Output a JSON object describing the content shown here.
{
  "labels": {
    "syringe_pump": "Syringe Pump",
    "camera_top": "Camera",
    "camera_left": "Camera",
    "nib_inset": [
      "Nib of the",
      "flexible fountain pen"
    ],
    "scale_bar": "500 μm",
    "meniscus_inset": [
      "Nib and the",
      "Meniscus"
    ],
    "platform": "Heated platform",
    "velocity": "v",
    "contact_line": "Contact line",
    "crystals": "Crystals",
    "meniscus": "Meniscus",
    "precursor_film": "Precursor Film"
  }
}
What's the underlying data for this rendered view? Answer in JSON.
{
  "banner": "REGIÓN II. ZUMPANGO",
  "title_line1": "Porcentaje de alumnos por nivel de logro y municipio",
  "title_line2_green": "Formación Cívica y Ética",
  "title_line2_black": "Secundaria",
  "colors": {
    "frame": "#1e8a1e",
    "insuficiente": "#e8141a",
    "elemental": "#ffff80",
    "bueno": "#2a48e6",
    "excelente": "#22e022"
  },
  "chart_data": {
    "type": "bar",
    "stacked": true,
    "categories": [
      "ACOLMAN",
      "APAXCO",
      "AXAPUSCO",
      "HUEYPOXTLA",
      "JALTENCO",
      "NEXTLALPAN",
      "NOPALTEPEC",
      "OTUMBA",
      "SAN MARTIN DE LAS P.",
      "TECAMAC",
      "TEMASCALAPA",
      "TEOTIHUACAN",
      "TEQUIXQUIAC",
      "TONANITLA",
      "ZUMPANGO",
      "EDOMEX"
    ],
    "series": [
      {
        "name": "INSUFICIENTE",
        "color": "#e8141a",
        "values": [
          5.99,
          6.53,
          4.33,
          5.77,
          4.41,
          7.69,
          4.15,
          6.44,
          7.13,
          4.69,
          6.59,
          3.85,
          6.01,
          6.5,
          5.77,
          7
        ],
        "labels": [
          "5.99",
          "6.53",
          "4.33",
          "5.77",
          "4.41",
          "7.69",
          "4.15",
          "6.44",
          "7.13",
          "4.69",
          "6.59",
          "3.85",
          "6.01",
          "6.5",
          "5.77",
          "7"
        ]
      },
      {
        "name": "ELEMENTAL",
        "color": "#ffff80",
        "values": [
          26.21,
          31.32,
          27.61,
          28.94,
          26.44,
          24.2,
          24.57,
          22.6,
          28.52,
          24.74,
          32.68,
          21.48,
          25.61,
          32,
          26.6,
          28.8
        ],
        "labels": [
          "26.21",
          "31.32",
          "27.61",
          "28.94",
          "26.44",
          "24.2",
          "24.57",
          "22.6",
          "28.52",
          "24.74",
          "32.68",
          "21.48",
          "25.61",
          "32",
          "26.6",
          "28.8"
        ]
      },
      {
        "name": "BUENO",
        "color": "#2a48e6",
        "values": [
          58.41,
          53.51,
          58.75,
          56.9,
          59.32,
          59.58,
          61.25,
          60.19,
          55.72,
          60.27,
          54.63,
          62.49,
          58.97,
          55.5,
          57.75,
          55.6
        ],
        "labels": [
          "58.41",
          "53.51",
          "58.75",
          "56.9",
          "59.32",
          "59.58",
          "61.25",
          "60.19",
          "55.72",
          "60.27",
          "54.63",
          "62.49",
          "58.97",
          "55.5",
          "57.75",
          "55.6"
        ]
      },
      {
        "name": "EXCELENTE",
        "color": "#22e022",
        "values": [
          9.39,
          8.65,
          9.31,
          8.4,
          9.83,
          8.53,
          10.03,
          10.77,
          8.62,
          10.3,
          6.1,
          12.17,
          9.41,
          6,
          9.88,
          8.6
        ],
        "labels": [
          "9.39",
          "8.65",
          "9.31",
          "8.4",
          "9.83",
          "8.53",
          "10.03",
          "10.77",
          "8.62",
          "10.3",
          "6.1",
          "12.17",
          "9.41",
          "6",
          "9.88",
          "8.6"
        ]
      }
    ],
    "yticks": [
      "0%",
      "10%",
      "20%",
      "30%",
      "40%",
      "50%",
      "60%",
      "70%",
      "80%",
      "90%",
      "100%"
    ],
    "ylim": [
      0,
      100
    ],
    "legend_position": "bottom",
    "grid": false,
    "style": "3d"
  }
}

EXERCISE GOAL
Exactly as shown above, return every record.

SOLUTION TO THE PROBLEM
Output a JSON object describing the content shown here.
{
  "labels": {
    "syringe_pump": "Syringe Pump",
    "camera_top": "Camera",
    "camera_left": "Camera",
    "nib_inset": [
      "Nib of the",
      "flexible fountain pen"
    ],
    "scale_bar": "500 μm",
    "meniscus_inset": [
      "Nib and the",
      "Meniscus"
    ],
    "platform": "Heated platform",
    "velocity": "v",
    "contact_line": "Contact line",
    "crystals": "Crystals",
    "meniscus": "Meniscus",
    "precursor_film": "Precursor Film"
  }
}
What's the underlying data for this rendered view? Answer in JSON.
{
  "banner": "REGIÓN II. ZUMPANGO",
  "title_line1": "Porcentaje de alumnos por nivel de logro y municipio",
  "title_line2_green": "Formación Cívica y Ética",
  "title_line2_black": "Secundaria",
  "colors": {
    "frame": "#1e8a1e",
    "insuficiente": "#e8141a",
    "elemental": "#ffff80",
    "bueno": "#2a48e6",
    "excelente": "#22e022"
  },
  "chart_data": {
    "type": "bar",
    "stacked": true,
    "categories": [
      "ACOLMAN",
      "APAXCO",
      "AXAPUSCO",
      "HUEYPOXTLA",
      "JALTENCO",
      "NEXTLALPAN",
      "NOPALTEPEC",
      "OTUMBA",
      "SAN MARTIN DE LAS P.",
      "TECAMAC",
      "TEMASCALAPA",
      "TEOTIHUACAN",
      "TEQUIXQUIAC",
      "TONANITLA",
      "ZUMPANGO",
      "EDOMEX"
    ],
    "series": [
      {
        "name": "INSUFICIENTE",
        "color": "#e8141a",
        "values": [
          5.99,
          6.53,
          4.33,
          5.77,
          4.41,
          7.69,
          4.15,
          6.44,
          7.13,
          4.69,
          6.59,
          3.85,
          6.01,
          6.5,
          5.77,
          7
        ],
        "labels": [
          "5.99",
          "6.53",
          "4.33",
          "5.77",
          "4.41",
          "7.69",
          "4.15",
          "6.44",
          "7.13",
          "4.69",
          "6.59",
          "3.85",
          "6.01",
          "6.5",
          "5.77",
          "7"
        ]
      },
      {
        "name": "ELEMENTAL",
        "color": "#ffff80",
        "values": [
          26.21,
          31.32,
          27.61,
          28.94,
          26.44,
          24.2,
          24.57,
          22.6,
          28.52,
          24.74,
          32.68,
          21.48,
          25.61,
          32,
          26.6,
          28.8
        ],
        "labels": [
          "26.21",
          "31.32",
          "27.61",
          "28.94",
          "26.44",
          "24.2",
          "24.57",
          "22.6",
          "28.52",
          "24.74",
          "32.68",
          "21.48",
          "25.61",
          "32",
          "26.6",
          "28.8"
        ]
      },
      {
        "name": "BUENO",
        "color": "#2a48e6",
        "values": [
          58.41,
          53.51,
          58.75,
          56.9,
          59.32,
          59.58,
          61.25,
          60.19,
          55.72,
          60.27,
          54.63,
          62.49,
          58.97,
          55.5,
          57.75,
          55.6
        ],
        "labels": [
          "58.41",
          "53.51",
          "58.75",
          "56.9",
          "59.32",
          "59.58",
          "61.25",
          "60.19",
          "55.72",
          "60.27",
          "54.63",
          "62.49",
          "58.97",
          "55.5",
          "57.75",
          "55.6"
        ]
      },
      {
        "name": "EXCELENTE",
        "color": "#22e022",
        "values": [
          9.39,
          8.65,
          9.31,
          8.4,
          9.83,
          8.53,
          10.03,
          10.77,
          8.62,
          10.3,
          6.1,
          12.17,
          9.41,
          6,
          9.88,
          8.6
        ],
        "labels": [
          "9.39",
          "8.65",
          "9.31",
          "8.4",
          "9.83",
          "8.53",
          "10.03",
          "10.77",
          "8.62",
          "10.3",
          "6.1",
          "12.17",
          "9.41",
          "6",
          "9.88",
          "8.6"
        ]
      }
    ],
    "yticks": [
      "0%",
      "10%",
      "20%",
      "30%",
      "40%",
      "50%",
      "60%",
      "70%",
      "80%",
      "90%",
      "100%"
    ],
    "ylim": [
      0,
      100
    ],
    "legend_position": "bottom",
    "grid": false,
    "style": "3d"
  }
}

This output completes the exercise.